• [Exercise details] Identify the lines that contain the word "이용습관" and copy each one.

[Stored dataset items]

________________________________________

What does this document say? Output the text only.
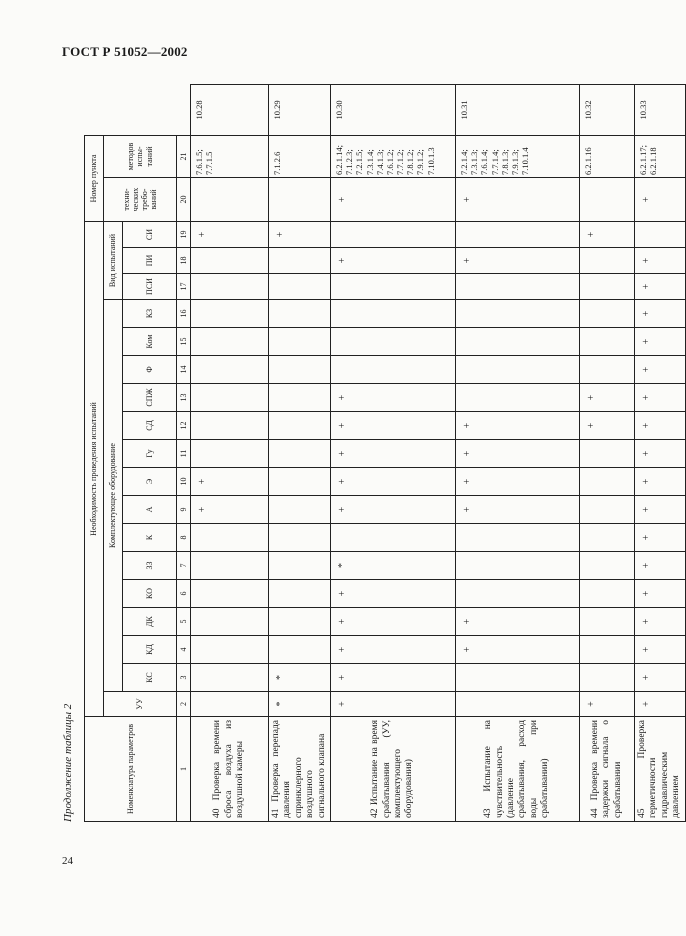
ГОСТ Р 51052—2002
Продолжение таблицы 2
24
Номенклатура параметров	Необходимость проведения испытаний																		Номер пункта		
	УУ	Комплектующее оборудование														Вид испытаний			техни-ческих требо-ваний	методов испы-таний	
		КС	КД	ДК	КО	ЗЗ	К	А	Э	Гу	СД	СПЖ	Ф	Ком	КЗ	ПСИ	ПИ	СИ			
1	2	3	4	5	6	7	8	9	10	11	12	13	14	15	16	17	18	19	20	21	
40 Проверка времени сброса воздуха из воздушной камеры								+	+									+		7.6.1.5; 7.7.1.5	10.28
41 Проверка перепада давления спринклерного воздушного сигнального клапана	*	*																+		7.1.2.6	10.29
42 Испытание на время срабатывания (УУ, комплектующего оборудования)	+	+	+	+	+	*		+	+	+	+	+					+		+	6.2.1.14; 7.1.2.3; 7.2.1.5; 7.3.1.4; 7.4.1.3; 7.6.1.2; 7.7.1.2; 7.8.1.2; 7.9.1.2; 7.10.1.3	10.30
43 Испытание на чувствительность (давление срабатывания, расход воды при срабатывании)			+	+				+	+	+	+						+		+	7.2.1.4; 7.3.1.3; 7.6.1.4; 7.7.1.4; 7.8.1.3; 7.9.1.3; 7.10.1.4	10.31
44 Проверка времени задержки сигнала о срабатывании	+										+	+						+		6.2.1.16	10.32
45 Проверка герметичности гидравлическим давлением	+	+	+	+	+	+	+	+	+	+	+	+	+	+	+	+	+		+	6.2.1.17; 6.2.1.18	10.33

________________________________________

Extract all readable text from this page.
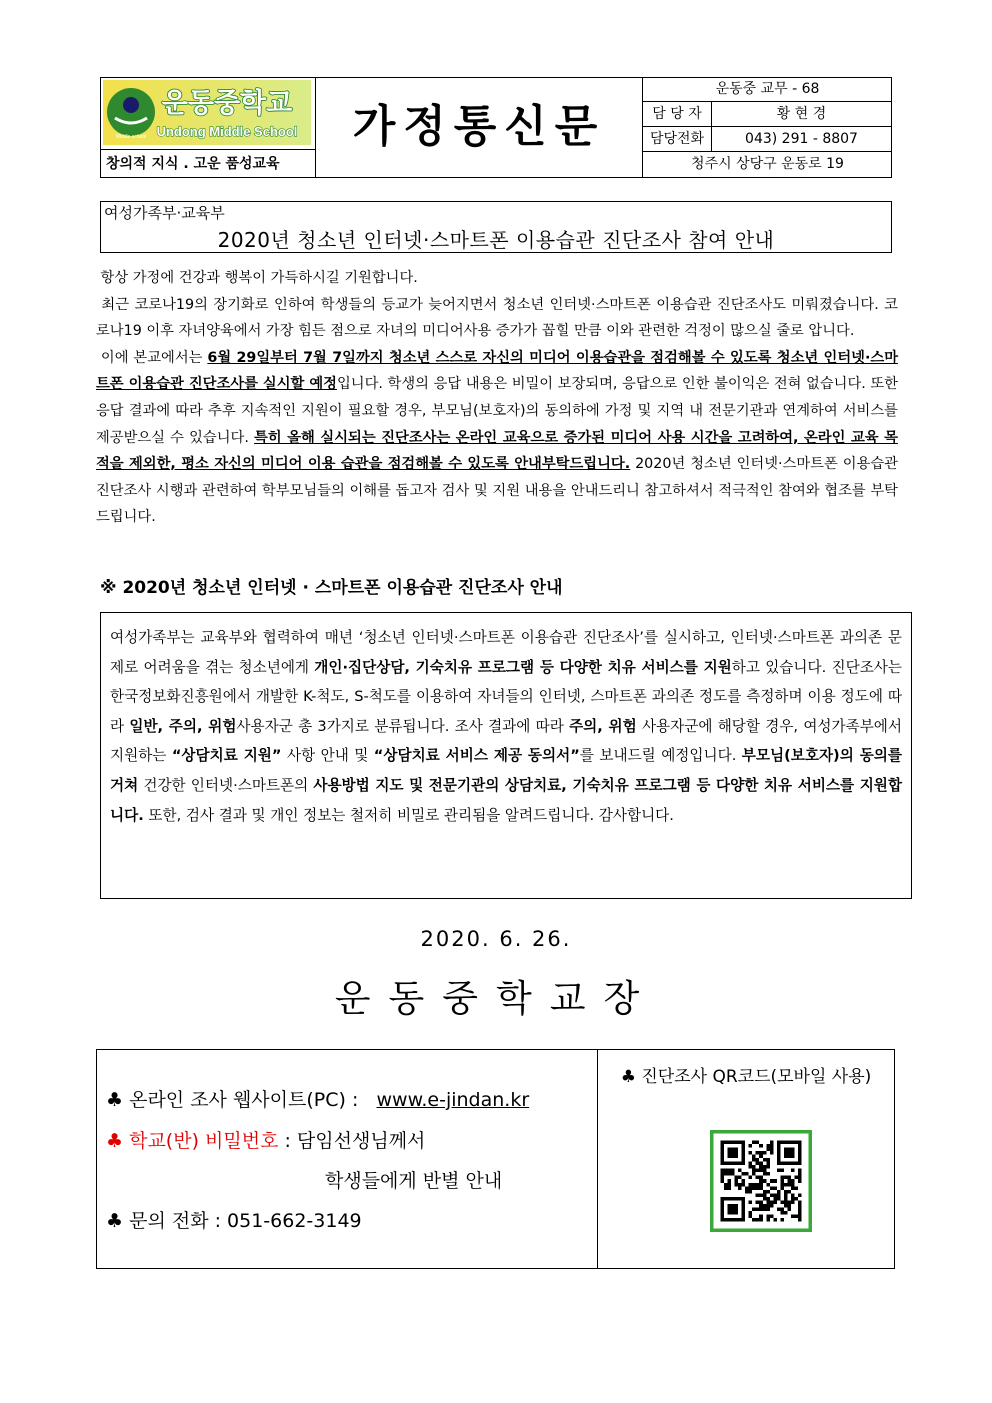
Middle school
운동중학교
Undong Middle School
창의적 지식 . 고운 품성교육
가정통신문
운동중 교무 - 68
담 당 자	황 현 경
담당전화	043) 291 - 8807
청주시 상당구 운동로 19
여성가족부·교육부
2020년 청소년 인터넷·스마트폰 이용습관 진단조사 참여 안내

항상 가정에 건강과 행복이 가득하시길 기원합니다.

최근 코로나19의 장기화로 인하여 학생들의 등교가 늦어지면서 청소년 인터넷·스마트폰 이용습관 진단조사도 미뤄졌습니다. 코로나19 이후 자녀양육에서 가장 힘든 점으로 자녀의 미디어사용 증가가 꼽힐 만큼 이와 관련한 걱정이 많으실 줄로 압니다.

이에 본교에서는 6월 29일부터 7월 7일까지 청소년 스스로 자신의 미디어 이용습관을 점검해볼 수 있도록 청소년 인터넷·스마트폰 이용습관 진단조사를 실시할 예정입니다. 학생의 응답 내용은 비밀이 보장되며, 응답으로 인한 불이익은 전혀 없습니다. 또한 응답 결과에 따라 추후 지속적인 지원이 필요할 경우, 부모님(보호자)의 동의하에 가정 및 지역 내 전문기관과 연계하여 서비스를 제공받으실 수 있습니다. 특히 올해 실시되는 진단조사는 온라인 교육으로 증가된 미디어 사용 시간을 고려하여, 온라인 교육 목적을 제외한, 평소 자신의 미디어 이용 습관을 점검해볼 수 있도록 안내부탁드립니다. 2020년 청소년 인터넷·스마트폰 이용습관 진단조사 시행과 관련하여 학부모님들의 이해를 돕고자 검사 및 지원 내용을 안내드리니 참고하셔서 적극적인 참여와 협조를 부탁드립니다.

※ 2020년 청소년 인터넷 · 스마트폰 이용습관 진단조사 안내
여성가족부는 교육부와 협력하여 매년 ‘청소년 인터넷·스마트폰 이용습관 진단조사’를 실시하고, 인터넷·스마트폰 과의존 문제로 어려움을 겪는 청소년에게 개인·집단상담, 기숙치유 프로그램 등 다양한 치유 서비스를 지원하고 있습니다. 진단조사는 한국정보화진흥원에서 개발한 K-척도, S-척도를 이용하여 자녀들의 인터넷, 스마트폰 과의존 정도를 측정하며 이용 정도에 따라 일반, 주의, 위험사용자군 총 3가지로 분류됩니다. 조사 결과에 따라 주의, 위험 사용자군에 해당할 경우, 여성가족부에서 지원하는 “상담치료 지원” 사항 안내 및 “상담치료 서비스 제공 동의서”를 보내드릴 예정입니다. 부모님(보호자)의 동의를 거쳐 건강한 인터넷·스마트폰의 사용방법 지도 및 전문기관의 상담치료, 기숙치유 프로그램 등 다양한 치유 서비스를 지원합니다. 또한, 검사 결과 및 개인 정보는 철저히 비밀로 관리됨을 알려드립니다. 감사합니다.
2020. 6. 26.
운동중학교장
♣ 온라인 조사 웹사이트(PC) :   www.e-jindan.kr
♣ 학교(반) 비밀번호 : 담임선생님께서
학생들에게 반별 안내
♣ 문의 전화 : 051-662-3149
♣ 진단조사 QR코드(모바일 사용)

________________________________________

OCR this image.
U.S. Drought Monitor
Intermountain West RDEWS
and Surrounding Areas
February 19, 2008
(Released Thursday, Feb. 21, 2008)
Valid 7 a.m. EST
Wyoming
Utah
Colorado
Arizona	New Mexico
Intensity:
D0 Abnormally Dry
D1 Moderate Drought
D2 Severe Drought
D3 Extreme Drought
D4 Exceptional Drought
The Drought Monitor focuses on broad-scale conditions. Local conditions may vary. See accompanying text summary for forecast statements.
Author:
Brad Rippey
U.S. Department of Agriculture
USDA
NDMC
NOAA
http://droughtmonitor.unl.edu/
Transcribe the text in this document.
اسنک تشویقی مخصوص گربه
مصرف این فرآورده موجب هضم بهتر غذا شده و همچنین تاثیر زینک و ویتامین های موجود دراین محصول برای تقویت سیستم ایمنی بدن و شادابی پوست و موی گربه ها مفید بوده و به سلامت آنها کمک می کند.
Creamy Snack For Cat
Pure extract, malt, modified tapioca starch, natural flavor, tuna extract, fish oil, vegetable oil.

________________________________________

• [Solution]
2020년 청소년 인터넷·스마트폰 이용습관 진단조사 참여 안내
최근 코로나19의 장기화로 인하여 학생들의 등교가 늦어지면서 청소년 인터넷·스마트폰 이용습관 진단조사도 미뤄졌습니다. 코로나19 이후 자녀양육에서 가장 힘든 점으로 자녀의 미디어사용 증가가 꼽힐 만큼 이와 관련한 걱정이 많으실 줄로 압니다.
이에 본교에서는 6월 29일부터 7월 7일까지 청소년 스스로 자신의 미디어 이용습관을 점검해볼 수 있도록 청소년 인터넷·스마트폰 이용습관 진단조사를 실시할 예정입니다. 학생의 응답 내용은 비밀이 보장되며, 응답으로 인한 불이익은 전혀 없습니다. 또한 응답 결과에 따라 추후 지속적인 지원이 필요할 경우, 부모님(보호자)의 동의하에 가정 및 지역 내 전문기관과 연계하여 서비스를 제공받으실 수 있습니다. 특히 올해 실시되는 진단조사는 온라인 교육으로 증가된 미디어 사용 시간을 고려하여, 온라인 교육 목적을 제외한, 평소 자신의 미디어 이용 습관을 점검해볼 수 있도록 안내부탁드립니다. 2020년 청소년 인터넷·스마트폰 이용습관 진단조사 시행과 관련하여 학부모님들의 이해를 돕고자 검사 및 지원 내용을 안내드리니 참고하셔서 적극적인 참여와 협조를 부탁드립니다.
※ 2020년 청소년 인터넷 · 스마트폰 이용습관 진단조사 안내
여성가족부는 교육부와 협력하여 매년 ‘청소년 인터넷·스마트폰 이용습관 진단조사’를 실시하고, 인터넷·스마트폰 과의존 문제로 어려움을 겪는 청소년에게 개인·집단상담, 기숙치유 프로그램 등 다양한 치유 서비스를 지원하고 있습니다. 진단조사는 한국정보화진흥원에서 개발한 K-척도, S-척도를 이용하여 자녀들의 인터넷, 스마트폰 과의존 정도를 측정하며 이용 정도에 따라 일반, 주의, 위험사용자군 총 3가지로 분류됩니다. 조사 결과에 따라 주의, 위험 사용자군에 해당할 경우, 여성가족부에서 지원하는 “상담치료 지원” 사항 안내 및 “상담치료 서비스 제공 동의서”를 보내드릴 예정입니다. 부모님(보호자)의 동의를 거쳐 건강한 인터넷·스마트폰의 사용방법 지도 및 전문기관의 상담치료, 기숙치유 프로그램 등 다양한 치유 서비스를 지원합니다. 또한, 검사 결과 및 개인 정보는 철저히 비밀로 관리됨을 알려드립니다. 감사합니다.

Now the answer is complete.